JOB: Copy all lines in which the word "Langgaards" can be found.

SOURCE MATERIAL:
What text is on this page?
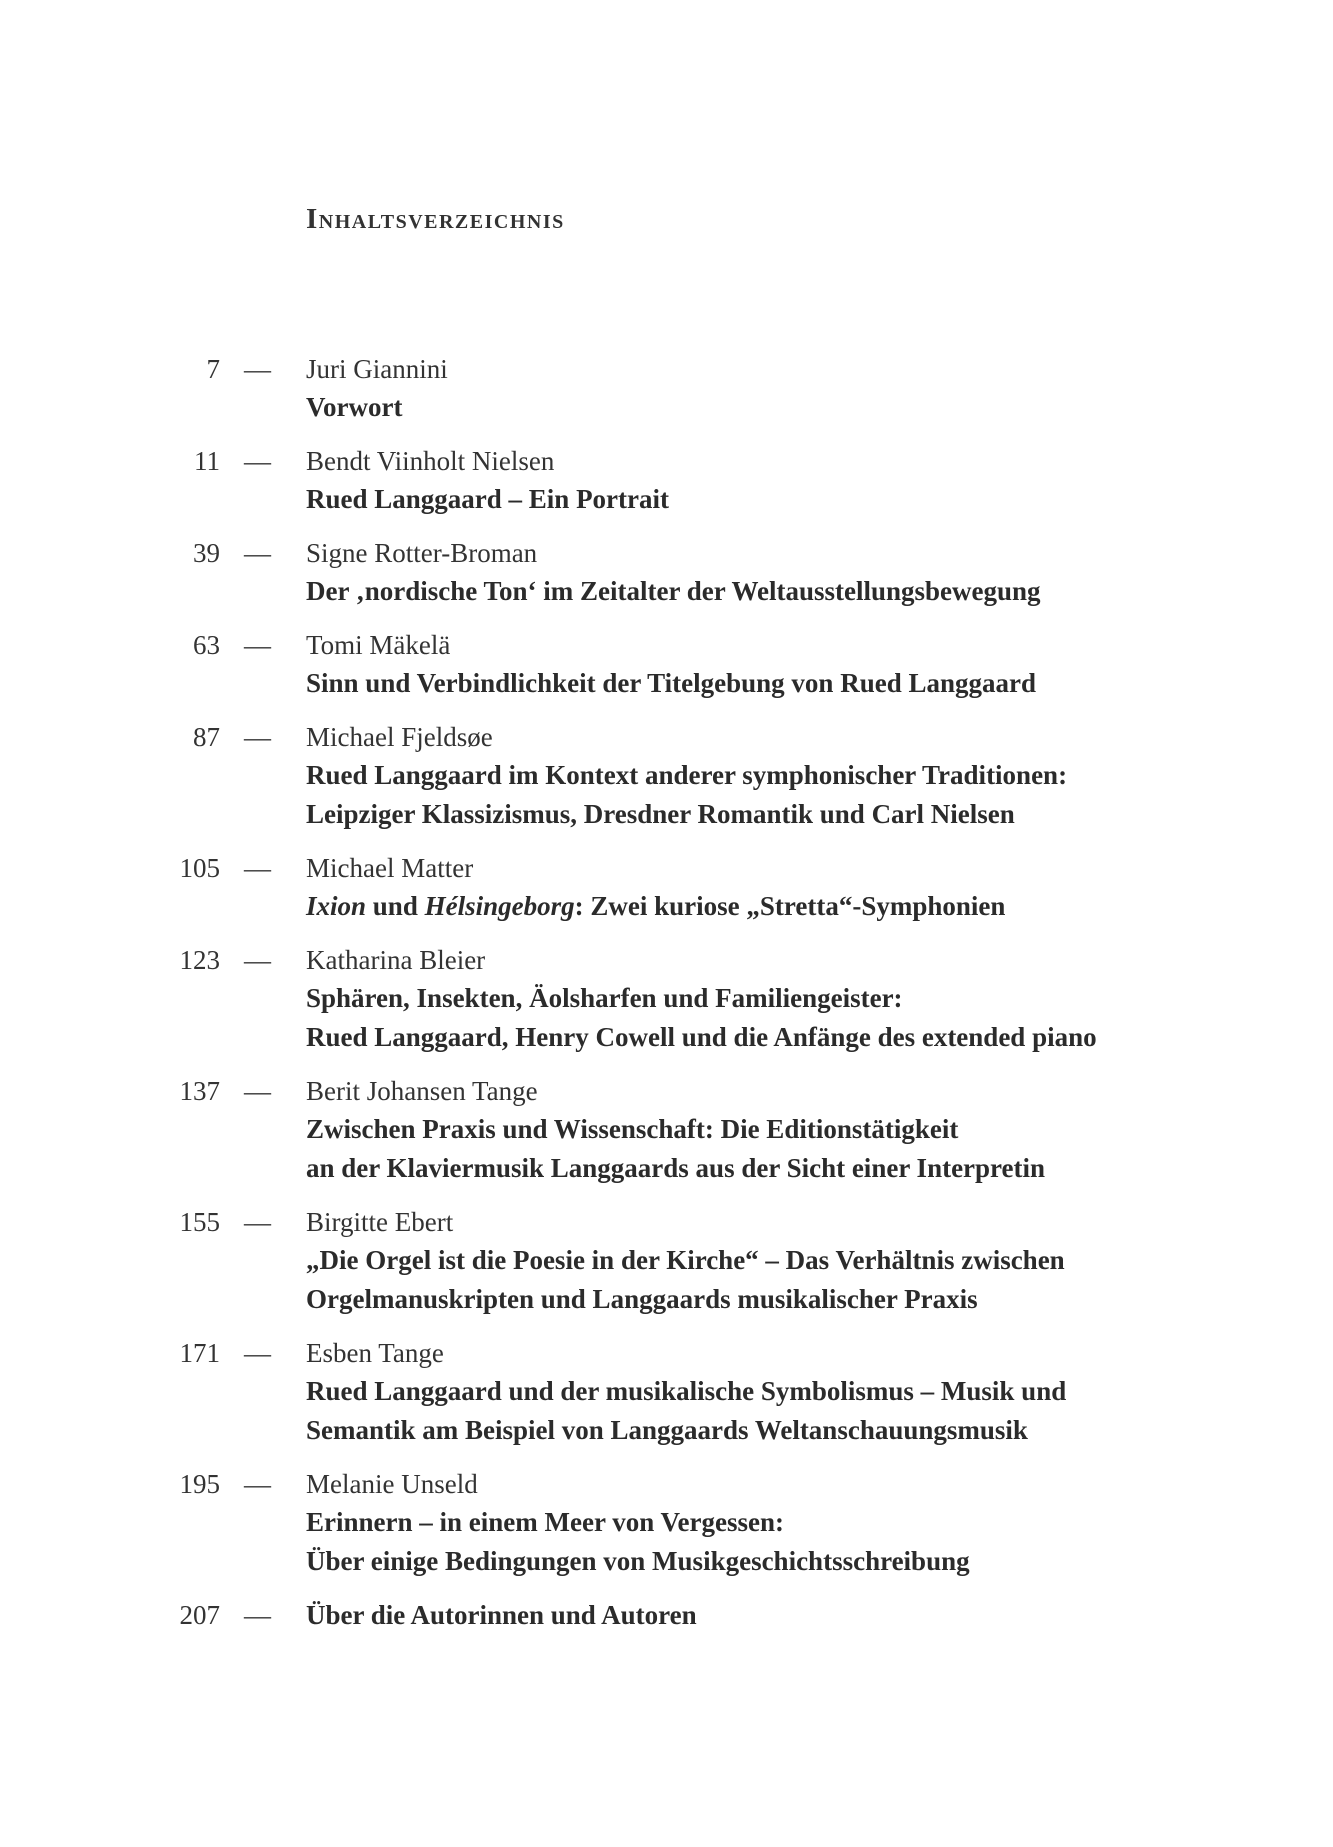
Inhaltsverzeichnis
7 — Juri Giannini
Vorwort
11 — Bendt Viinholt Nielsen
Rued Langgaard – Ein Portrait
39 — Signe Rotter-Broman
Der ‚nordische Ton‘ im Zeitalter der Weltausstellungsbewegung
63 — Tomi Mäkelä
Sinn und Verbindlichkeit der Titelgebung von Rued Langgaard
87 — Michael Fjeldsøe
Rued Langgaard im Kontext anderer symphonischer Traditionen:
Leipziger Klassizismus, Dresdner Romantik und Carl Nielsen
105 — Michael Matter
Ixion und Hélsingeborg: Zwei kuriose „Stretta“-Symphonien
123 — Katharina Bleier
Sphären, Insekten, Äolsharfen und Familiengeister:
Rued Langgaard, Henry Cowell und die Anfänge des extended piano
137 — Berit Johansen Tange
Zwischen Praxis und Wissenschaft: Die Editionstätigkeit
an der Klaviermusik Langgaards aus der Sicht einer Interpretin
155 — Birgitte Ebert
„Die Orgel ist die Poesie in der Kirche“ – Das Verhältnis zwischen
Orgelmanuskripten und Langgaards musikalischer Praxis
171 — Esben Tange
Rued Langgaard und der musikalische Symbolismus – Musik und
Semantik am Beispiel von Langgaards Weltanschauungsmusik
195 — Melanie Unseld
Erinnern – in einem Meer von Vergessen:
Über einige Bedingungen von Musikgeschichtsschreibung
207 — Über die Autorinnen und Autoren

TASK RESPONSE:
an der Klaviermusik Langgaards aus der Sicht einer Interpretin
Orgelmanuskripten und Langgaards musikalischer Praxis
Semantik am Beispiel von Langgaards Weltanschauungsmusik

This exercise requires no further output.